Reproduce all entries precisely as they are written.

#### INFORMATION PROVIDED
BEGIN

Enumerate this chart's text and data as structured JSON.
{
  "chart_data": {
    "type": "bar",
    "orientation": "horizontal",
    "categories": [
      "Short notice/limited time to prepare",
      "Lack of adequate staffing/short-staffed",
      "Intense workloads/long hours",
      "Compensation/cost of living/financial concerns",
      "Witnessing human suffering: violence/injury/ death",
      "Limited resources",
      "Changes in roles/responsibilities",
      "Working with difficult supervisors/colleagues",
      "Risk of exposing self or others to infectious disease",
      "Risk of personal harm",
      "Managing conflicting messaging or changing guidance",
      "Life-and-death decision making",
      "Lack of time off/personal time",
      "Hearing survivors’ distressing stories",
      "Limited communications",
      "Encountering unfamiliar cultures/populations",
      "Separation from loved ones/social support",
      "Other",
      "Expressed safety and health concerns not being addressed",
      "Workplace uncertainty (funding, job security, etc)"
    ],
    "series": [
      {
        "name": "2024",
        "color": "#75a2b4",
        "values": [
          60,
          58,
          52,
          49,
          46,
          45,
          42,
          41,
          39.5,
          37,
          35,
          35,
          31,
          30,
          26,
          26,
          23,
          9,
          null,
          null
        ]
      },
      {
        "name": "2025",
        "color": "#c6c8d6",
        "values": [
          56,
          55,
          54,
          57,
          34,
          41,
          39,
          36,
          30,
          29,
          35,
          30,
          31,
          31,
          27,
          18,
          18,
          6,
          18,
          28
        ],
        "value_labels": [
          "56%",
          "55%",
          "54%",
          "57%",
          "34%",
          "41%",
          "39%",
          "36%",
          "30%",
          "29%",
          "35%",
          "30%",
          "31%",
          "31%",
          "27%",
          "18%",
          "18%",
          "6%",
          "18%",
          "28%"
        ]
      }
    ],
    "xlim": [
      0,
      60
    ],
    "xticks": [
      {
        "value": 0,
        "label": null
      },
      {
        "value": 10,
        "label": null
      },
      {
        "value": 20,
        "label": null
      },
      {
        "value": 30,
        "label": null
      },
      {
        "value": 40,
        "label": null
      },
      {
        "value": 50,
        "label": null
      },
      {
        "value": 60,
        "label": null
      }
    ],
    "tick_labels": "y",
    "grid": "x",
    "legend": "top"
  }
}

END

#### ANSWER TO THE PROBLEM
Enumerate this chart's text and data as structured JSON.
{
  "chart_data": {
    "type": "bar",
    "orientation": "horizontal",
    "categories": [
      "Short notice/limited time to prepare",
      "Lack of adequate staffing/short-staffed",
      "Intense workloads/long hours",
      "Compensation/cost of living/financial concerns",
      "Witnessing human suffering: violence/injury/ death",
      "Limited resources",
      "Changes in roles/responsibilities",
      "Working with difficult supervisors/colleagues",
      "Risk of exposing self or others to infectious disease",
      "Risk of personal harm",
      "Managing conflicting messaging or changing guidance",
      "Life-and-death decision making",
      "Lack of time off/personal time",
      "Hearing survivors’ distressing stories",
      "Limited communications",
      "Encountering unfamiliar cultures/populations",
      "Separation from loved ones/social support",
      "Other",
      "Expressed safety and health concerns not being addressed",
      "Workplace uncertainty (funding, job security, etc)"
    ],
    "series": [
      {
        "name": "2024",
        "color": "#75a2b4",
        "values": [
          60,
          58,
          52,
          49,
          46,
          45,
          42,
          41,
          39.5,
          37,
          35,
          35,
          31,
          30,
          26,
          26,
          23,
          9,
          null,
          null
        ]
      },
      {
        "name": "2025",
        "color": "#c6c8d6",
        "values": [
          56,
          55,
          54,
          57,
          34,
          41,
          39,
          36,
          30,
          29,
          35,
          30,
          31,
          31,
          27,
          18,
          18,
          6,
          18,
          28
        ],
        "value_labels": [
          "56%",
          "55%",
          "54%",
          "57%",
          "34%",
          "41%",
          "39%",
          "36%",
          "30%",
          "29%",
          "35%",
          "30%",
          "31%",
          "31%",
          "27%",
          "18%",
          "18%",
          "6%",
          "18%",
          "28%"
        ]
      }
    ],
    "xlim": [
      0,
      60
    ],
    "xticks": [
      {
        "value": 0,
        "label": null
      },
      {
        "value": 10,
        "label": null
      },
      {
        "value": 20,
        "label": null
      },
      {
        "value": 30,
        "label": null
      },
      {
        "value": 40,
        "label": null
      },
      {
        "value": 50,
        "label": null
      },
      {
        "value": 60,
        "label": null
      }
    ],
    "tick_labels": "y",
    "grid": "x",
    "legend": "top"
  }
}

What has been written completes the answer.